DIRECTION
Restate the complete material exactly.

(Figure record extracts)
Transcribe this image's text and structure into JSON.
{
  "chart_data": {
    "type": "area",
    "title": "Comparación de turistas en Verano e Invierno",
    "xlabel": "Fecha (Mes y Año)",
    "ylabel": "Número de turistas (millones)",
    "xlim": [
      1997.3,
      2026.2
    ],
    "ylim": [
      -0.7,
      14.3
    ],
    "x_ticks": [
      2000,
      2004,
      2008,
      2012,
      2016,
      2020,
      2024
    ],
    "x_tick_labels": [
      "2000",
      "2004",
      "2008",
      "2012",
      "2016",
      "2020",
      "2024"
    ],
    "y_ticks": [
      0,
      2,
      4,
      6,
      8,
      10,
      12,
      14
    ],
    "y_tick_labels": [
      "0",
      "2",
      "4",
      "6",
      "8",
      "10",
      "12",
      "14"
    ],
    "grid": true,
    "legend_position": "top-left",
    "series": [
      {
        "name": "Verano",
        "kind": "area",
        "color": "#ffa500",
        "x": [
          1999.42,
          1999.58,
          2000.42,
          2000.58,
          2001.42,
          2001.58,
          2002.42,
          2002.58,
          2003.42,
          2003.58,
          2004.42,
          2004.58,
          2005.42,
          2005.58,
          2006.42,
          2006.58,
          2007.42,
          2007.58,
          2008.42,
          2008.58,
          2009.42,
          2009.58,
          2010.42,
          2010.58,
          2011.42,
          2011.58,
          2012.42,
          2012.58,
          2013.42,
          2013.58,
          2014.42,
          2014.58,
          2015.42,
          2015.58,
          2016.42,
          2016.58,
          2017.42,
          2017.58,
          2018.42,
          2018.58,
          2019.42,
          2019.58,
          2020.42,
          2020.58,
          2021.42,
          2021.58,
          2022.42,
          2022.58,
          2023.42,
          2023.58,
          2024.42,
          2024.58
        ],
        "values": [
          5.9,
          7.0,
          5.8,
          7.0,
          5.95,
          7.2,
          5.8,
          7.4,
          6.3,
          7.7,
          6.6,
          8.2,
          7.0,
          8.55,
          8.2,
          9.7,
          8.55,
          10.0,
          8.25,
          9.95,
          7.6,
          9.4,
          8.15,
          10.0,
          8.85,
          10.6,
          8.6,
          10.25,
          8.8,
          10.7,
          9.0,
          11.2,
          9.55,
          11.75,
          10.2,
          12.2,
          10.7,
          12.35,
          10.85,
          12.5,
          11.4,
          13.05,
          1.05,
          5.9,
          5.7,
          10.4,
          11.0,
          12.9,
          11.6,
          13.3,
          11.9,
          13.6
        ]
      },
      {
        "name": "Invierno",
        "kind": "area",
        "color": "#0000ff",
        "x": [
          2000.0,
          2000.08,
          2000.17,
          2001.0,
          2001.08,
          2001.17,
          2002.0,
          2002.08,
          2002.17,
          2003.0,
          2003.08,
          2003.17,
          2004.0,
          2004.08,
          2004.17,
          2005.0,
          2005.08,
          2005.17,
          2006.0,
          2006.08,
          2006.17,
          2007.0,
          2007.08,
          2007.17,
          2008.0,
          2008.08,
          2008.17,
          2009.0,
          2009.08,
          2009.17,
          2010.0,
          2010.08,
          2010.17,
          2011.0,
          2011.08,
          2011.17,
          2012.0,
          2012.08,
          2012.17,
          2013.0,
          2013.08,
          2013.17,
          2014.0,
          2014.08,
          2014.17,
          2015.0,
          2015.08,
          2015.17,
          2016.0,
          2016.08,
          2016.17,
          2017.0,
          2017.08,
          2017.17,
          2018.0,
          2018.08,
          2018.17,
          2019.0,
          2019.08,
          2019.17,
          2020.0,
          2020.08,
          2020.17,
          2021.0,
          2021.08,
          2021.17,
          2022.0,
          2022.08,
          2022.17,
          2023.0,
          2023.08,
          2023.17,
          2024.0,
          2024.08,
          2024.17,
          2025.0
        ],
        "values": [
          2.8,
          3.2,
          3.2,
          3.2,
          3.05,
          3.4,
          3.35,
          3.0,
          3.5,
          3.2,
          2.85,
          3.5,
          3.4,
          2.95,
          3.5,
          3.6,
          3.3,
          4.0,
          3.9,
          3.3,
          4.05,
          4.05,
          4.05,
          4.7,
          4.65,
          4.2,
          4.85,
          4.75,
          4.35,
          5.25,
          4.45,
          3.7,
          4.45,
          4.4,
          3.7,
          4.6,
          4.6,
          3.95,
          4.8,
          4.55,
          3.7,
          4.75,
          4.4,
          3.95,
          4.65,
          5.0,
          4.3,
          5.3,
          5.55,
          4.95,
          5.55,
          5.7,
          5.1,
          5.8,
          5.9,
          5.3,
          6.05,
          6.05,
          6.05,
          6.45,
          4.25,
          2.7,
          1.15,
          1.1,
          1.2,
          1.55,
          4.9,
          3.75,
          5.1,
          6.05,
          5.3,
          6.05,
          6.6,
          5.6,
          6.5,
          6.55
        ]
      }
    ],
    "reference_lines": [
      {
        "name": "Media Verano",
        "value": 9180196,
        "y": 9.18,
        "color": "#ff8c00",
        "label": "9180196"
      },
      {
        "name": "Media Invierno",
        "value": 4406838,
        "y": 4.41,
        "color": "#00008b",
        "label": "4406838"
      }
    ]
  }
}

FINAL RESULT
Transcribe this image's text and structure into JSON.
{
  "chart_data": {
    "type": "area",
    "title": "Comparación de turistas en Verano e Invierno",
    "xlabel": "Fecha (Mes y Año)",
    "ylabel": "Número de turistas (millones)",
    "xlim": [
      1997.3,
      2026.2
    ],
    "ylim": [
      -0.7,
      14.3
    ],
    "x_ticks": [
      2000,
      2004,
      2008,
      2012,
      2016,
      2020,
      2024
    ],
    "x_tick_labels": [
      "2000",
      "2004",
      "2008",
      "2012",
      "2016",
      "2020",
      "2024"
    ],
    "y_ticks": [
      0,
      2,
      4,
      6,
      8,
      10,
      12,
      14
    ],
    "y_tick_labels": [
      "0",
      "2",
      "4",
      "6",
      "8",
      "10",
      "12",
      "14"
    ],
    "grid": true,
    "legend_position": "top-left",
    "series": [
      {
        "name": "Verano",
        "kind": "area",
        "color": "#ffa500",
        "x": [
          1999.42,
          1999.58,
          2000.42,
          2000.58,
          2001.42,
          2001.58,
          2002.42,
          2002.58,
          2003.42,
          2003.58,
          2004.42,
          2004.58,
          2005.42,
          2005.58,
          2006.42,
          2006.58,
          2007.42,
          2007.58,
          2008.42,
          2008.58,
          2009.42,
          2009.58,
          2010.42,
          2010.58,
          2011.42,
          2011.58,
          2012.42,
          2012.58,
          2013.42,
          2013.58,
          2014.42,
          2014.58,
          2015.42,
          2015.58,
          2016.42,
          2016.58,
          2017.42,
          2017.58,
          2018.42,
          2018.58,
          2019.42,
          2019.58,
          2020.42,
          2020.58,
          2021.42,
          2021.58,
          2022.42,
          2022.58,
          2023.42,
          2023.58,
          2024.42,
          2024.58
        ],
        "values": [
          5.9,
          7.0,
          5.8,
          7.0,
          5.95,
          7.2,
          5.8,
          7.4,
          6.3,
          7.7,
          6.6,
          8.2,
          7.0,
          8.55,
          8.2,
          9.7,
          8.55,
          10.0,
          8.25,
          9.95,
          7.6,
          9.4,
          8.15,
          10.0,
          8.85,
          10.6,
          8.6,
          10.25,
          8.8,
          10.7,
          9.0,
          11.2,
          9.55,
          11.75,
          10.2,
          12.2,
          10.7,
          12.35,
          10.85,
          12.5,
          11.4,
          13.05,
          1.05,
          5.9,
          5.7,
          10.4,
          11.0,
          12.9,
          11.6,
          13.3,
          11.9,
          13.6
        ]
      },
      {
        "name": "Invierno",
        "kind": "area",
        "color": "#0000ff",
        "x": [
          2000.0,
          2000.08,
          2000.17,
          2001.0,
          2001.08,
          2001.17,
          2002.0,
          2002.08,
          2002.17,
          2003.0,
          2003.08,
          2003.17,
          2004.0,
          2004.08,
          2004.17,
          2005.0,
          2005.08,
          2005.17,
          2006.0,
          2006.08,
          2006.17,
          2007.0,
          2007.08,
          2007.17,
          2008.0,
          2008.08,
          2008.17,
          2009.0,
          2009.08,
          2009.17,
          2010.0,
          2010.08,
          2010.17,
          2011.0,
          2011.08,
          2011.17,
          2012.0,
          2012.08,
          2012.17,
          2013.0,
          2013.08,
          2013.17,
          2014.0,
          2014.08,
          2014.17,
          2015.0,
          2015.08,
          2015.17,
          2016.0,
          2016.08,
          2016.17,
          2017.0,
          2017.08,
          2017.17,
          2018.0,
          2018.08,
          2018.17,
          2019.0,
          2019.08,
          2019.17,
          2020.0,
          2020.08,
          2020.17,
          2021.0,
          2021.08,
          2021.17,
          2022.0,
          2022.08,
          2022.17,
          2023.0,
          2023.08,
          2023.17,
          2024.0,
          2024.08,
          2024.17,
          2025.0
        ],
        "values": [
          2.8,
          3.2,
          3.2,
          3.2,
          3.05,
          3.4,
          3.35,
          3.0,
          3.5,
          3.2,
          2.85,
          3.5,
          3.4,
          2.95,
          3.5,
          3.6,
          3.3,
          4.0,
          3.9,
          3.3,
          4.05,
          4.05,
          4.05,
          4.7,
          4.65,
          4.2,
          4.85,
          4.75,
          4.35,
          5.25,
          4.45,
          3.7,
          4.45,
          4.4,
          3.7,
          4.6,
          4.6,
          3.95,
          4.8,
          4.55,
          3.7,
          4.75,
          4.4,
          3.95,
          4.65,
          5.0,
          4.3,
          5.3,
          5.55,
          4.95,
          5.55,
          5.7,
          5.1,
          5.8,
          5.9,
          5.3,
          6.05,
          6.05,
          6.05,
          6.45,
          4.25,
          2.7,
          1.15,
          1.1,
          1.2,
          1.55,
          4.9,
          3.75,
          5.1,
          6.05,
          5.3,
          6.05,
          6.6,
          5.6,
          6.5,
          6.55
        ]
      }
    ],
    "reference_lines": [
      {
        "name": "Media Verano",
        "value": 9180196,
        "y": 9.18,
        "color": "#ff8c00",
        "label": "9180196"
      },
      {
        "name": "Media Invierno",
        "value": 4406838,
        "y": 4.41,
        "color": "#00008b",
        "label": "4406838"
      }
    ]
  }
}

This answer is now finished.